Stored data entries
######

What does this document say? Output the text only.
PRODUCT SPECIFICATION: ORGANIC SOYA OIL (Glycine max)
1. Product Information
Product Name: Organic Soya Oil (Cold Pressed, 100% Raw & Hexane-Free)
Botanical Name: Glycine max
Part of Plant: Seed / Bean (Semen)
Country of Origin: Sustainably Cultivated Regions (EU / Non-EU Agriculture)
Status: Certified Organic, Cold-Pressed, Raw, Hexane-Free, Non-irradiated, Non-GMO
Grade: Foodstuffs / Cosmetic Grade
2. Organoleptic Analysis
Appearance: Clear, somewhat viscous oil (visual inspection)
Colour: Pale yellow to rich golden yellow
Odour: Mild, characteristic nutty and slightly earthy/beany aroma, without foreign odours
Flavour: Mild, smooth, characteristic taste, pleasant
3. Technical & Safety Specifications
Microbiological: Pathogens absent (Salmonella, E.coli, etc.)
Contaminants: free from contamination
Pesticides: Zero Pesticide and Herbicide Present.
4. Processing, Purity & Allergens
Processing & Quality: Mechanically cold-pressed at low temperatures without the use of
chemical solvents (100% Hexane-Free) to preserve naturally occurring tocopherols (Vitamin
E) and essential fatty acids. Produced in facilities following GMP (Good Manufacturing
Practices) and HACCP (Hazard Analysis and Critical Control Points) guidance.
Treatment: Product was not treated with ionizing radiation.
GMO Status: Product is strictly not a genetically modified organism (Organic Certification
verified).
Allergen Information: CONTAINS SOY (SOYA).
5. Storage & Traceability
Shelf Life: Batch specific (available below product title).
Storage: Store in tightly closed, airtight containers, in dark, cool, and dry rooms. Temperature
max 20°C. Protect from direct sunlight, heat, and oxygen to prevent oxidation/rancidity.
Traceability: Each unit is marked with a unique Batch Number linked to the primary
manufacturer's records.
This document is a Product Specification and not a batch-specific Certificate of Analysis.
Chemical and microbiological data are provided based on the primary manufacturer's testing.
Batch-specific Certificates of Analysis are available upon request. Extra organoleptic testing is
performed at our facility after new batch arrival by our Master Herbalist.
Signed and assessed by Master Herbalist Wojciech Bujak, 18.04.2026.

######

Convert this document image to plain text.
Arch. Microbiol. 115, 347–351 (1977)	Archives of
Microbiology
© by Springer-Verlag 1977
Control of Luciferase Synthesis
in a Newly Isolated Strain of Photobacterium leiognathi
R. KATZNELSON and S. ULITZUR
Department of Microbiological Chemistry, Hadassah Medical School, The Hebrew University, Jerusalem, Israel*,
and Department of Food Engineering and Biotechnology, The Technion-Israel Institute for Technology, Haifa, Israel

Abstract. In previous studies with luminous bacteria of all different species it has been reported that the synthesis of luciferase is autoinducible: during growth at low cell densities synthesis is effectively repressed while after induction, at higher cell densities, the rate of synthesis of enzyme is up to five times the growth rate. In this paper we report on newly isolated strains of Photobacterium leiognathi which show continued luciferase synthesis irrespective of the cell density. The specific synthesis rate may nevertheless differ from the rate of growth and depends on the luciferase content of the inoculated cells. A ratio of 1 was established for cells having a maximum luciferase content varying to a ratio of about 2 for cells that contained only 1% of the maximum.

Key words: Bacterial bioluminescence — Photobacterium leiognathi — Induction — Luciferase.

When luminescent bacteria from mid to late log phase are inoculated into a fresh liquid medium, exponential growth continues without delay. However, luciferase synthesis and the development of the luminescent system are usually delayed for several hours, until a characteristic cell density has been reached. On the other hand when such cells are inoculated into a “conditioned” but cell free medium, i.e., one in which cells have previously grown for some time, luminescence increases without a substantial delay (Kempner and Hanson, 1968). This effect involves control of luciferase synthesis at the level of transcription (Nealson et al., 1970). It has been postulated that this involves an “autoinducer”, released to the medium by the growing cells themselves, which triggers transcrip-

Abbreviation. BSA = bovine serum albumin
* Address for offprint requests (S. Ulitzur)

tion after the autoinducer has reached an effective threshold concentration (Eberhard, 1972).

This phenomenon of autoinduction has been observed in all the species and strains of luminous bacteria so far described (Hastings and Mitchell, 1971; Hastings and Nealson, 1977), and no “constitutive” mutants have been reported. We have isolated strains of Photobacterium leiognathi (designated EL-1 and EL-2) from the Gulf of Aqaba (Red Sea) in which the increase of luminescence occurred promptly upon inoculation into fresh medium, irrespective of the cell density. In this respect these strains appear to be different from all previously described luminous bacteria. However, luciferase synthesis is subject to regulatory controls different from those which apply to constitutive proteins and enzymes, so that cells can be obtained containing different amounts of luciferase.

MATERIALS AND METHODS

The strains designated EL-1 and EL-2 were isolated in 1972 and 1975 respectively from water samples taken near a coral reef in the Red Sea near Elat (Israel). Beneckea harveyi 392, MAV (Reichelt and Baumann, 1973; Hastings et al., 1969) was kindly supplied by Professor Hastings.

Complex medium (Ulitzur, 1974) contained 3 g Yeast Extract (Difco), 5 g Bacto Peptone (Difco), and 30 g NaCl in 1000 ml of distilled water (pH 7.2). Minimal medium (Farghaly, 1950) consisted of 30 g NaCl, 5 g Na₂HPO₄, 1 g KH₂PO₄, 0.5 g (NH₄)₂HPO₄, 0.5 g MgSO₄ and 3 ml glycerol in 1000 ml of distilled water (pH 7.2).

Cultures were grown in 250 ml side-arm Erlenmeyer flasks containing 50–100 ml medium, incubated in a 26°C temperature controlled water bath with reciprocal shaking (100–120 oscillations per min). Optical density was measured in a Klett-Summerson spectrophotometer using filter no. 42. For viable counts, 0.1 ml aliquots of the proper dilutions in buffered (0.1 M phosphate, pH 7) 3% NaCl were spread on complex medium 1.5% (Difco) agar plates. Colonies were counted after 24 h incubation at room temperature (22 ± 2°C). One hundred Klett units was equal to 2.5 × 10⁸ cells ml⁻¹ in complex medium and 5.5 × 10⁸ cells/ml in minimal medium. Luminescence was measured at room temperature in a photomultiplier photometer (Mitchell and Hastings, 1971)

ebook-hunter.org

######

YOUR INSTRUCTIONS:
Return every line of the preceding records in which the word "Analysis" appears.

OUTPUT OF THE EXERCISE:
2. Organoleptic Analysis
Practices) and HACCP (Hazard Analysis and Critical Control Points) guidance.
This document is a Product Specification and not a batch-specific Certificate of Analysis.
Batch-specific Certificates of Analysis are available upon request. Extra organoleptic testing is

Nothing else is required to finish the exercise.